The records below must be output exactly, without pictures.
>> Begin Records shown
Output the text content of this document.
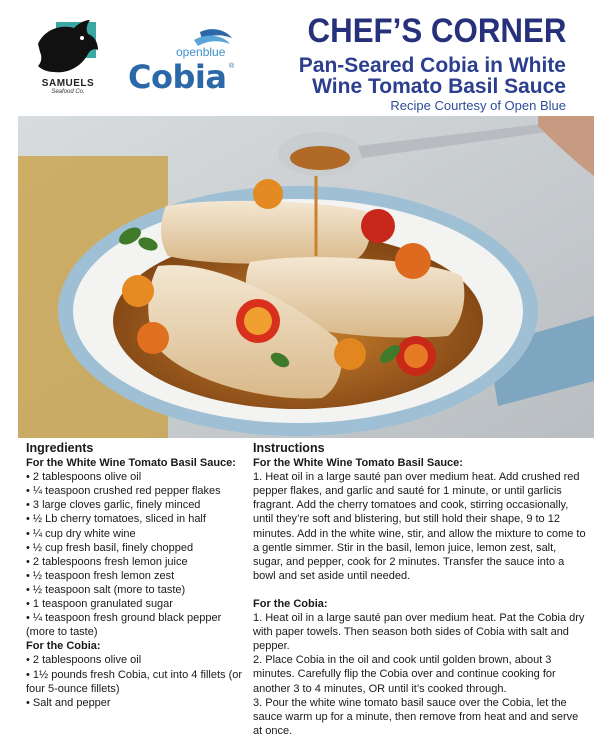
SAMUELS
Seafood Co.
openblue
Cobia ®
CHEF’S CORNER
Pan-Seared Cobia in White
Wine Tomato Basil Sauce
Recipe Courtesy of Open Blue
Ingredients
For the White Wine Tomato Basil Sauce:
• 2 tablespoons olive oil
• ¼ teaspoon crushed red pepper flakes
• 3 large cloves garlic, finely minced
• ½ Lb cherry tomatoes, sliced in half
• ¼ cup dry white wine
• ½ cup fresh basil, finely chopped
• 2 tablespoons fresh lemon juice
• ½ teaspoon fresh lemon zest
• ½ teaspoon salt (more to taste)
• 1 teaspoon granulated sugar
• ¼ teaspoon fresh ground black pepper (more to taste)
For the Cobia:
• 2 tablespoons olive oil
• 1½ pounds fresh Cobia, cut into 4 fillets (or four 5-ounce fillets)
• Salt and pepper
Instructions
For the White Wine Tomato Basil Sauce:

1. Heat oil in a large sauté pan over medium heat. Add crushed red pepper flakes, and garlic and sauté for 1 minute, or until garlicis fragrant. Add the cherry tomatoes and cook, stirring occasionally, until they’re soft and blistering, but still hold their shape, 9 to 12 minutes. Add in the white wine, stir, and allow the mixture to come to a gentle simmer. Stir in the basil, lemon juice, lemon zest, salt, sugar, and pepper, cook for 2 minutes. Transfer the sauce into a bowl and set aside until needed.

For the Cobia:

1. Heat oil in a large sauté pan over medium heat. Pat the Cobia dry with paper towels. Then season both sides of Cobia with salt and pepper.

2. Place Cobia in the oil and cook until golden brown, about 3 minutes. Carefully flip the Cobia over and continue cooking for another 3 to 4 minutes, OR until it’s cooked through.

3. Pour the white wine tomato basil sauce over the Cobia, let the sauce warm up for a minute, then remove from heat and and serve at once.
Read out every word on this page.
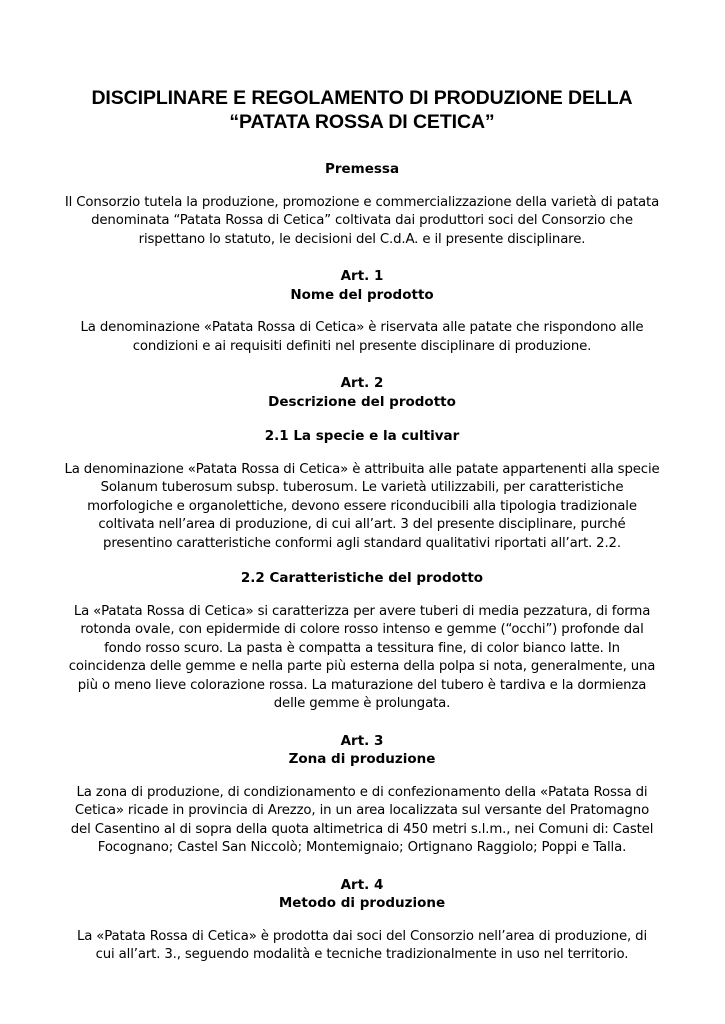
DISCIPLINARE E REGOLAMENTO DI PRODUZIONE DELLA
“PATATA ROSSA DI CETICA”
Premessa
Il Consorzio tutela la produzione, promozione e commercializzazione della varietà di patata
denominata “Patata Rossa di Cetica” coltivata dai produttori soci del Consorzio che
rispettano lo statuto, le decisioni del C.d.A. e il presente disciplinare.
Art. 1
Nome del prodotto
La denominazione «Patata Rossa di Cetica» è riservata alle patate che rispondono alle
condizioni e ai requisiti definiti nel presente disciplinare di produzione.
Art. 2
Descrizione del prodotto
2.1 La specie e la cultivar
La denominazione «Patata Rossa di Cetica» è attribuita alle patate appartenenti alla specie
Solanum tuberosum subsp. tuberosum. Le varietà utilizzabili, per caratteristiche
morfologiche e organolettiche, devono essere riconducibili alla tipologia tradizionale
coltivata nell’area di produzione, di cui all’art. 3 del presente disciplinare, purché
presentino caratteristiche conformi agli standard qualitativi riportati all’art. 2.2.
2.2 Caratteristiche del prodotto
La «Patata Rossa di Cetica» si caratterizza per avere tuberi di media pezzatura, di forma
rotonda ovale, con epidermide di colore rosso intenso e gemme (“occhi”) profonde dal
fondo rosso scuro. La pasta è compatta a tessitura fine, di color bianco latte. In
coincidenza delle gemme e nella parte più esterna della polpa si nota, generalmente, una
più o meno lieve colorazione rossa. La maturazione del tubero è tardiva e la dormienza
delle gemme è prolungata.
Art. 3
Zona di produzione
La zona di produzione, di condizionamento e di confezionamento della «Patata Rossa di
Cetica» ricade in provincia di Arezzo, in un area localizzata sul versante del Pratomagno
del Casentino al di sopra della quota altimetrica di 450 metri s.l.m., nei Comuni di: Castel
Focognano; Castel San Niccolò; Montemignaio; Ortignano Raggiolo; Poppi e Talla.
Art. 4
Metodo di produzione
La «Patata Rossa di Cetica» è prodotta dai soci del Consorzio nell’area di produzione, di
cui all’art. 3., seguendo modalità e tecniche tradizionalmente in uso nel territorio.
>> End Records shown
Result for this task =>
Output the text content of this document.
SAMUELS
Seafood Co.
openblue
Cobia ®
CHEF’S CORNER
Pan-Seared Cobia in White
Wine Tomato Basil Sauce
Recipe Courtesy of Open Blue
Ingredients
For the White Wine Tomato Basil Sauce:
• 2 tablespoons olive oil
• ¼ teaspoon crushed red pepper flakes
• 3 large cloves garlic, finely minced
• ½ Lb cherry tomatoes, sliced in half
• ¼ cup dry white wine
• ½ cup fresh basil, finely chopped
• 2 tablespoons fresh lemon juice
• ½ teaspoon fresh lemon zest
• ½ teaspoon salt (more to taste)
• 1 teaspoon granulated sugar
• ¼ teaspoon fresh ground black pepper (more to taste)
For the Cobia:
• 2 tablespoons olive oil
• 1½ pounds fresh Cobia, cut into 4 fillets (or four 5-ounce fillets)
• Salt and pepper
Instructions
For the White Wine Tomato Basil Sauce:

1. Heat oil in a large sauté pan over medium heat. Add crushed red pepper flakes, and garlic and sauté for 1 minute, or until garlicis fragrant. Add the cherry tomatoes and cook, stirring occasionally, until they’re soft and blistering, but still hold their shape, 9 to 12 minutes. Add in the white wine, stir, and allow the mixture to come to a gentle simmer. Stir in the basil, lemon juice, lemon zest, salt, sugar, and pepper, cook for 2 minutes. Transfer the sauce into a bowl and set aside until needed.

For the Cobia:

1. Heat oil in a large sauté pan over medium heat. Pat the Cobia dry with paper towels. Then season both sides of Cobia with salt and pepper.

2. Place Cobia in the oil and cook until golden brown, about 3 minutes. Carefully flip the Cobia over and continue cooking for another 3 to 4 minutes, OR until it’s cooked through.

3. Pour the white wine tomato basil sauce over the Cobia, let the sauce warm up for a minute, then remove from heat and and serve at once.
Read out every word on this page.
DISCIPLINARE E REGOLAMENTO DI PRODUZIONE DELLA
“PATATA ROSSA DI CETICA”
Premessa
Il Consorzio tutela la produzione, promozione e commercializzazione della varietà di patata
denominata “Patata Rossa di Cetica” coltivata dai produttori soci del Consorzio che
rispettano lo statuto, le decisioni del C.d.A. e il presente disciplinare.
Art. 1
Nome del prodotto
La denominazione «Patata Rossa di Cetica» è riservata alle patate che rispondono alle
condizioni e ai requisiti definiti nel presente disciplinare di produzione.
Art. 2
Descrizione del prodotto
2.1 La specie e la cultivar
La denominazione «Patata Rossa di Cetica» è attribuita alle patate appartenenti alla specie
Solanum tuberosum subsp. tuberosum. Le varietà utilizzabili, per caratteristiche
morfologiche e organolettiche, devono essere riconducibili alla tipologia tradizionale
coltivata nell’area di produzione, di cui all’art. 3 del presente disciplinare, purché
presentino caratteristiche conformi agli standard qualitativi riportati all’art. 2.2.
2.2 Caratteristiche del prodotto
La «Patata Rossa di Cetica» si caratterizza per avere tuberi di media pezzatura, di forma
rotonda ovale, con epidermide di colore rosso intenso e gemme (“occhi”) profonde dal
fondo rosso scuro. La pasta è compatta a tessitura fine, di color bianco latte. In
coincidenza delle gemme e nella parte più esterna della polpa si nota, generalmente, una
più o meno lieve colorazione rossa. La maturazione del tubero è tardiva e la dormienza
delle gemme è prolungata.
Art. 3
Zona di produzione
La zona di produzione, di condizionamento e di confezionamento della «Patata Rossa di
Cetica» ricade in provincia di Arezzo, in un area localizzata sul versante del Pratomagno
del Casentino al di sopra della quota altimetrica di 450 metri s.l.m., nei Comuni di: Castel
Focognano; Castel San Niccolò; Montemignaio; Ortignano Raggiolo; Poppi e Talla.
Art. 4
Metodo di produzione
La «Patata Rossa di Cetica» è prodotta dai soci del Consorzio nell’area di produzione, di
cui all’art. 3., seguendo modalità e tecniche tradizionalmente in uso nel territorio.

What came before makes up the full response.